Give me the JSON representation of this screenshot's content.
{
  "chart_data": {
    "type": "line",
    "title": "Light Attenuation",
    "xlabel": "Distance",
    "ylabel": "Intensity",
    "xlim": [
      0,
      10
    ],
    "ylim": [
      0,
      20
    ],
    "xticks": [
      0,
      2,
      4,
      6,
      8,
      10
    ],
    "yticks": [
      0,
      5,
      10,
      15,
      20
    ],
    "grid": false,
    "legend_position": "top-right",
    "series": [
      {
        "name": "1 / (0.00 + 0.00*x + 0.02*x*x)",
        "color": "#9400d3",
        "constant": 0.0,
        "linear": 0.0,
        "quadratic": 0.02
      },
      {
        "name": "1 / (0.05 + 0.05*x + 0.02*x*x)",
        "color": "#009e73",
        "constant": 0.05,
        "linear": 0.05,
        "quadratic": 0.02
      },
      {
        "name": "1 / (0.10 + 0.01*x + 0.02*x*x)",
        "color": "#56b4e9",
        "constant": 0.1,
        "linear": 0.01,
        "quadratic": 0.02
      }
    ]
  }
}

|---|

## [PROBLEM TO SOLVE]
Show the lines of the records that include the string "color".

## [OUTPUT BELOW]
        "color": "#9400d3",
        "color": "#009e73",
        "color": "#56b4e9",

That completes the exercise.